--- Start ---

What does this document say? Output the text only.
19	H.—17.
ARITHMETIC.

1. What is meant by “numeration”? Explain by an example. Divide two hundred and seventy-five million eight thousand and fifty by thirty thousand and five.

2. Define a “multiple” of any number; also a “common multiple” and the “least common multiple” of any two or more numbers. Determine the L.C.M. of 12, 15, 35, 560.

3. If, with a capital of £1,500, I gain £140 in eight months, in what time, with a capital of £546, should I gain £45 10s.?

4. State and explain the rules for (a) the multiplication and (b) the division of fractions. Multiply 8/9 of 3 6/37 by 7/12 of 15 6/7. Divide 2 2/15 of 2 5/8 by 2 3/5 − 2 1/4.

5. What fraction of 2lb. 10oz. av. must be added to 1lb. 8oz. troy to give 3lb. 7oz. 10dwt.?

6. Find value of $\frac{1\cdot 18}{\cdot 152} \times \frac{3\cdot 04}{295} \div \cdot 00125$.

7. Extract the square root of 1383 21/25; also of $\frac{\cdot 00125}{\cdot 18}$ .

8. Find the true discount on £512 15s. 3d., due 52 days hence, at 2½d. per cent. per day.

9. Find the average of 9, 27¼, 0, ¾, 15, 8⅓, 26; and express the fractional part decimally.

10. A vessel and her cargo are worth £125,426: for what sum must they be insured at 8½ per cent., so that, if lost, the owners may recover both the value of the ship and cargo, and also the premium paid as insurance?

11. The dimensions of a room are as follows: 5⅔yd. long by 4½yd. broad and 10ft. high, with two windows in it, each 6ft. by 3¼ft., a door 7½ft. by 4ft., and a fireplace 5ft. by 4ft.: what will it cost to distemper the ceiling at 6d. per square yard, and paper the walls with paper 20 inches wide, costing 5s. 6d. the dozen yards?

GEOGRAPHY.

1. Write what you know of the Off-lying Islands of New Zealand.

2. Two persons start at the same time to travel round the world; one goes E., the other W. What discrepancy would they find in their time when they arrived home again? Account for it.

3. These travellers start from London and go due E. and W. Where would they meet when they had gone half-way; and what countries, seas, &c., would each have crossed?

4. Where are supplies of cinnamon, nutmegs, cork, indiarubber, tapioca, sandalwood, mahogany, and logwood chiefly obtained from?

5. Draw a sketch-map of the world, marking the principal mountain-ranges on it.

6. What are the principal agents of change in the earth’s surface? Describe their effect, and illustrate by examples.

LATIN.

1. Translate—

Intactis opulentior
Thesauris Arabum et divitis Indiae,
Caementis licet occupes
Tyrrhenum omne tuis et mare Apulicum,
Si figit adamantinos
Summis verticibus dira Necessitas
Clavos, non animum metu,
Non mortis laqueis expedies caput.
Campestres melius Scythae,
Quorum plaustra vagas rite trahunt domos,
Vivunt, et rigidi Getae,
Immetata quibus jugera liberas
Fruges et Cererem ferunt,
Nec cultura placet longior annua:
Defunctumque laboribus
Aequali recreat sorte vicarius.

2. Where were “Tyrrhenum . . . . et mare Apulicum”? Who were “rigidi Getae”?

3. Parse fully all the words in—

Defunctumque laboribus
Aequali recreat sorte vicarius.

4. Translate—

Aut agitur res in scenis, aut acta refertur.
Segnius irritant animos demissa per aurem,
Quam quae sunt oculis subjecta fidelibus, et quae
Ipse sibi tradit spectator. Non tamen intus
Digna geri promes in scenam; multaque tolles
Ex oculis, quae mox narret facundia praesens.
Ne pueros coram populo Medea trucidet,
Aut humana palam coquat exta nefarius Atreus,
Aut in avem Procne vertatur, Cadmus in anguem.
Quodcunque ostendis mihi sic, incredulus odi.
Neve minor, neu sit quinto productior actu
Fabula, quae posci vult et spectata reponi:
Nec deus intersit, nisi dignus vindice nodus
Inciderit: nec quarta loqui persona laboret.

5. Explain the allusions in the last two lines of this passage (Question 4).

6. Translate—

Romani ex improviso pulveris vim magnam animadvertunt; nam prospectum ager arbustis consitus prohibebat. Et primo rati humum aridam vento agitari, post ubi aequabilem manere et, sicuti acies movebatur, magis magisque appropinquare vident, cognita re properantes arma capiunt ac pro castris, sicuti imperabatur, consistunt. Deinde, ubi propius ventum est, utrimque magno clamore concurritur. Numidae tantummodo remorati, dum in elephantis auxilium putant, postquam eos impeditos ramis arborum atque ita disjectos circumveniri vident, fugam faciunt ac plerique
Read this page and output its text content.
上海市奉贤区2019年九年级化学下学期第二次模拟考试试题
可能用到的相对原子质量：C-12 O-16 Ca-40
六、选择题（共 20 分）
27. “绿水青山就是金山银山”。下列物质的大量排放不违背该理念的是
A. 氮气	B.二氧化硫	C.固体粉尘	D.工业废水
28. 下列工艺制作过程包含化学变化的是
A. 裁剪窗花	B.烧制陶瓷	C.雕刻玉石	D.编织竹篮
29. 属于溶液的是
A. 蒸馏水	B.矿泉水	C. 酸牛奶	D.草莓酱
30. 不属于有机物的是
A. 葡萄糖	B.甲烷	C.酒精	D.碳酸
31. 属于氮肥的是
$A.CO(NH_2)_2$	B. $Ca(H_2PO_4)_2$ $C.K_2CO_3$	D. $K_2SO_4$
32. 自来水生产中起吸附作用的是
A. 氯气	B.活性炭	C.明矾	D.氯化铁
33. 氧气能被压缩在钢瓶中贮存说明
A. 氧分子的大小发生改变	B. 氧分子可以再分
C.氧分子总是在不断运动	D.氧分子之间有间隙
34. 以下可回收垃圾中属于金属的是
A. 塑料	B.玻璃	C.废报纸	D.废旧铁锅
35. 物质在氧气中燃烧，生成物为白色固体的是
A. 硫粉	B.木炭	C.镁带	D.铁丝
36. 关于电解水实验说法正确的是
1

--- End ---

### EXERCISE REQUIREMENTS
Select every line where the word "must" occurs.

### TASK OUTPUT
5. What fraction of 2lb. 10oz. av. must be added to 1lb. 8oz. troy to give 3lb. 7oz. 10dwt.?
10. A vessel and her cargo are worth £125,426: for what sum must they be insured at 8½ per cent., so that, if lost, the owners may recover both the value of the ship and cargo, and also the premium paid as insurance?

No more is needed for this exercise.